• [SUPPLIED DATA]:
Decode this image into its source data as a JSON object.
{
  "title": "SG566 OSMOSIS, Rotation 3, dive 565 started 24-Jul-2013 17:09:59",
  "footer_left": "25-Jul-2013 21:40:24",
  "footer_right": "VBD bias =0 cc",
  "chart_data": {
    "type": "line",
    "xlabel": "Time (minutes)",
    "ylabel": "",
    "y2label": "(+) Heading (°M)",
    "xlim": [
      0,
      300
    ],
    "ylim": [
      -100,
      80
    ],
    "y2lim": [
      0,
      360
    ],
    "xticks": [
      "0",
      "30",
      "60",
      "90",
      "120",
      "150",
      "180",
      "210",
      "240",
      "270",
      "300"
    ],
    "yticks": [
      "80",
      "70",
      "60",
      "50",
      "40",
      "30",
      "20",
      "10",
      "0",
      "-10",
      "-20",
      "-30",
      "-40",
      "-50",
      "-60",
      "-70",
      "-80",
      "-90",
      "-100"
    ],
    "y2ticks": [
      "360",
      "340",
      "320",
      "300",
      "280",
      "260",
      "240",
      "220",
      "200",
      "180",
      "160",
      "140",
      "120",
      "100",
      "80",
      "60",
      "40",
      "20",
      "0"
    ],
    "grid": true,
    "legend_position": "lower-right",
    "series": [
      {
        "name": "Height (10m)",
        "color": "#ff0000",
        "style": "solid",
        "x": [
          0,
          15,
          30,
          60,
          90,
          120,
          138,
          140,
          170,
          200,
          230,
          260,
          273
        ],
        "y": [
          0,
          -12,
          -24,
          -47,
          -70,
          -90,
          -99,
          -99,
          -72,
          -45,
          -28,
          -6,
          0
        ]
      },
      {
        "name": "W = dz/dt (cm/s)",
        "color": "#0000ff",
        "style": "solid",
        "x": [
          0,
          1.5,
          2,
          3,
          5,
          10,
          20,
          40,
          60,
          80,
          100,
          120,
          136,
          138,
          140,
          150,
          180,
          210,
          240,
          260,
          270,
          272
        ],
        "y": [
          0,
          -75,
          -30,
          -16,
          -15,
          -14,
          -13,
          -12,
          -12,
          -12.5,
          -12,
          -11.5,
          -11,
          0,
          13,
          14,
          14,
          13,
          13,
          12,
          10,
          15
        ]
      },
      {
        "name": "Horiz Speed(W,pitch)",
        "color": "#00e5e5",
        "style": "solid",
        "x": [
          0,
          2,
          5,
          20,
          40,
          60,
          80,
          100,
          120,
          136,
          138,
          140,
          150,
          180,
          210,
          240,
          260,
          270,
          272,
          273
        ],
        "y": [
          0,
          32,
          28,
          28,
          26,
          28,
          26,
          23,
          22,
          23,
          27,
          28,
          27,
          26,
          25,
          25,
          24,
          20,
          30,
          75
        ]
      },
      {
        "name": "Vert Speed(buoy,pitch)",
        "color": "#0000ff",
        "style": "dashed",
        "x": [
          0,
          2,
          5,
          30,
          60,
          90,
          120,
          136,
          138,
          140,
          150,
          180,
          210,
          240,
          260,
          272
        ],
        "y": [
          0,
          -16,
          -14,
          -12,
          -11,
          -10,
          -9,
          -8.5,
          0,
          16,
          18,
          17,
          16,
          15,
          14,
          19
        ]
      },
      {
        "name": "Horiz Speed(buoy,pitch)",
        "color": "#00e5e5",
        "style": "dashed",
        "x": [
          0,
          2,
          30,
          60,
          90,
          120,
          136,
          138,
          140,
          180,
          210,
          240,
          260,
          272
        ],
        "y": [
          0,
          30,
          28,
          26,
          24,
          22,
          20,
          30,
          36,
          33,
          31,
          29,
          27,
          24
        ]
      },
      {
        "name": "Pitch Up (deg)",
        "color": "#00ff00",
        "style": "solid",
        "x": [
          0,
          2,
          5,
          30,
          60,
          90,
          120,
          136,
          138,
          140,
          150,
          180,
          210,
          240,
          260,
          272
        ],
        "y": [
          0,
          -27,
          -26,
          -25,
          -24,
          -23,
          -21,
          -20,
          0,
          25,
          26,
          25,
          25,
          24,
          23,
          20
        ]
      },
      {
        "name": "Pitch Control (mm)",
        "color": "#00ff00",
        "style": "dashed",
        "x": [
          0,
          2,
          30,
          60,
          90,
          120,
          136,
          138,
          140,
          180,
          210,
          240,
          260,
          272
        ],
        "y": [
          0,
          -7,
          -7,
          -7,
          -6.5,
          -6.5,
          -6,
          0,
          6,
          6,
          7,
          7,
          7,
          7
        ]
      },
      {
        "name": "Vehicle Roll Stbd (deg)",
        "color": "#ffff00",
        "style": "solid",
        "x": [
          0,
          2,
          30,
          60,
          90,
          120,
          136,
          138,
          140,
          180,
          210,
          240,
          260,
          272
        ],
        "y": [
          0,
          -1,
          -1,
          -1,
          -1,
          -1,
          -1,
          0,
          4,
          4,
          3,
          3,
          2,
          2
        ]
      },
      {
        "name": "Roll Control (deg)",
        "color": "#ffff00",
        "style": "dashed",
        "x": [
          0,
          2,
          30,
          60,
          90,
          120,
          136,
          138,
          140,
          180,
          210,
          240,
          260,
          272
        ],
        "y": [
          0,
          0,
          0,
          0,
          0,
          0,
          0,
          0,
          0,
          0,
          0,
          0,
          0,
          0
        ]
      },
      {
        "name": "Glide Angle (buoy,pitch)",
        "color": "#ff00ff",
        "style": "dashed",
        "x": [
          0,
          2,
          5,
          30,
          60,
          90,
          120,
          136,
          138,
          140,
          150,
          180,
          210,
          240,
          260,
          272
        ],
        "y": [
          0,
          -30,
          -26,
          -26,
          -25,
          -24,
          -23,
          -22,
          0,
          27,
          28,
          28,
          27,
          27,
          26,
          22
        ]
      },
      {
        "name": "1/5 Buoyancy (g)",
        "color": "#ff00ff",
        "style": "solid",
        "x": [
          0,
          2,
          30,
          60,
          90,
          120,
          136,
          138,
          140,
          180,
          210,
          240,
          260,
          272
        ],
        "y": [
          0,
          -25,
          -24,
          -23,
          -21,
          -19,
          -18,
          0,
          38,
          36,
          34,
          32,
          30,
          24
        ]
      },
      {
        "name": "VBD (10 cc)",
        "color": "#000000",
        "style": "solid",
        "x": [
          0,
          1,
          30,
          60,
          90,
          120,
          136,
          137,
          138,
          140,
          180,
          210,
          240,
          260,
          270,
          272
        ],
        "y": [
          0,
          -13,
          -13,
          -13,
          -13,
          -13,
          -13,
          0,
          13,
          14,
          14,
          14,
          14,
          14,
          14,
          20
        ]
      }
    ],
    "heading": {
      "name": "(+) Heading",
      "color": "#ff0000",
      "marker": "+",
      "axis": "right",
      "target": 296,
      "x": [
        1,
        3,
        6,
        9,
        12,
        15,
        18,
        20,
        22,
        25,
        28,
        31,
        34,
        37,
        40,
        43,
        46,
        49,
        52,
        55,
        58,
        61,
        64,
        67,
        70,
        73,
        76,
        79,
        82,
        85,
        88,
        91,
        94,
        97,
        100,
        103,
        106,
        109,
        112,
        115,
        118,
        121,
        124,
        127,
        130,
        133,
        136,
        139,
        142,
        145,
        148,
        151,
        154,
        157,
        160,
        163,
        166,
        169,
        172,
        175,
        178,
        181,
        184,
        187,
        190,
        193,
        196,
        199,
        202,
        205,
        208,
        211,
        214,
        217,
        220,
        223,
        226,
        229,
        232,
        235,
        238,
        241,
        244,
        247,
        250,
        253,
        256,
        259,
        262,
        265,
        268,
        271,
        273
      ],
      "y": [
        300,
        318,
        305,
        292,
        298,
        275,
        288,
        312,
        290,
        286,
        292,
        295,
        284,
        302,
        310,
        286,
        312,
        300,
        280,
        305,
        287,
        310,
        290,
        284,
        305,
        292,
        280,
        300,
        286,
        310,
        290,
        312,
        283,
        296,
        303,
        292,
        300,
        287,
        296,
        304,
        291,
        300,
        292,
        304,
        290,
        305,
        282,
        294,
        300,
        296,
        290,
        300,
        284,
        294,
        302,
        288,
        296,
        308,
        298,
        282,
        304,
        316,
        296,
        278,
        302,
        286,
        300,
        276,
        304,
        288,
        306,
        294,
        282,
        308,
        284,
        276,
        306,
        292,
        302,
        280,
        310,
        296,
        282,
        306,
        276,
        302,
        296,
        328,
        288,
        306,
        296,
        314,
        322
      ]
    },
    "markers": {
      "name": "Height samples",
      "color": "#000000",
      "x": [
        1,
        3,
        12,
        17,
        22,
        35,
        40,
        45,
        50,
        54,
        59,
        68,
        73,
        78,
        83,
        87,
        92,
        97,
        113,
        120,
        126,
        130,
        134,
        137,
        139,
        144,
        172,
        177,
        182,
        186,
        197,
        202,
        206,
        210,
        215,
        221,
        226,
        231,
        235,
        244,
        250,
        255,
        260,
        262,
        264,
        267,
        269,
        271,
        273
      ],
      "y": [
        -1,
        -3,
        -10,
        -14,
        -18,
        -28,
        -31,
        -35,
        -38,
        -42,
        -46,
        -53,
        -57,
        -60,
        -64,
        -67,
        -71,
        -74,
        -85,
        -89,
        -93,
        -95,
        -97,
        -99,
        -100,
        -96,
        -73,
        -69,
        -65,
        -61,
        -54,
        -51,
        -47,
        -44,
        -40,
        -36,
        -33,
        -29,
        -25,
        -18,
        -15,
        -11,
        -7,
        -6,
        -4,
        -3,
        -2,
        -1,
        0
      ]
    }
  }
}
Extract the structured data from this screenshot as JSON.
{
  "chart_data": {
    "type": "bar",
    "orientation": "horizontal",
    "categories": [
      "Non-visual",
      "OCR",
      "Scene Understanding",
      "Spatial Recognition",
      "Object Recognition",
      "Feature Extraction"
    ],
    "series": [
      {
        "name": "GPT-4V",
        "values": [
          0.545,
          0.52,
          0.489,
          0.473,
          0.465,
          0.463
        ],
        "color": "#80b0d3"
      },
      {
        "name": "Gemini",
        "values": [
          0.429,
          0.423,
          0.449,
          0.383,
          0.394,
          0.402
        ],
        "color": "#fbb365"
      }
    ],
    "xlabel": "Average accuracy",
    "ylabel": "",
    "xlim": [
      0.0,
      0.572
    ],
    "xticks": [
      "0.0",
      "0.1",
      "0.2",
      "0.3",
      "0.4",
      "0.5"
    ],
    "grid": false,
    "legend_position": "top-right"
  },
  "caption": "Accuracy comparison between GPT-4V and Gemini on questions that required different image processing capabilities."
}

• [PROMPT]:
Return, word for word, every line from the line with "Extract the structured" to the final line of the data.

• [OUTPUT FOR THIS EXERCISE]:
Extract the structured data from this screenshot as JSON.
{
  "chart_data": {
    "type": "bar",
    "orientation": "horizontal",
    "categories": [
      "Non-visual",
      "OCR",
      "Scene Understanding",
      "Spatial Recognition",
      "Object Recognition",
      "Feature Extraction"
    ],
    "series": [
      {
        "name": "GPT-4V",
        "values": [
          0.545,
          0.52,
          0.489,
          0.473,
          0.465,
          0.463
        ],
        "color": "#80b0d3"
      },
      {
        "name": "Gemini",
        "values": [
          0.429,
          0.423,
          0.449,
          0.383,
          0.394,
          0.402
        ],
        "color": "#fbb365"
      }
    ],
    "xlabel": "Average accuracy",
    "ylabel": "",
    "xlim": [
      0.0,
      0.572
    ],
    "xticks": [
      "0.0",
      "0.1",
      "0.2",
      "0.3",
      "0.4",
      "0.5"
    ],
    "grid": false,
    "legend_position": "top-right"
  },
  "caption": "Accuracy comparison between GPT-4V and Gemini on questions that required different image processing capabilities."
}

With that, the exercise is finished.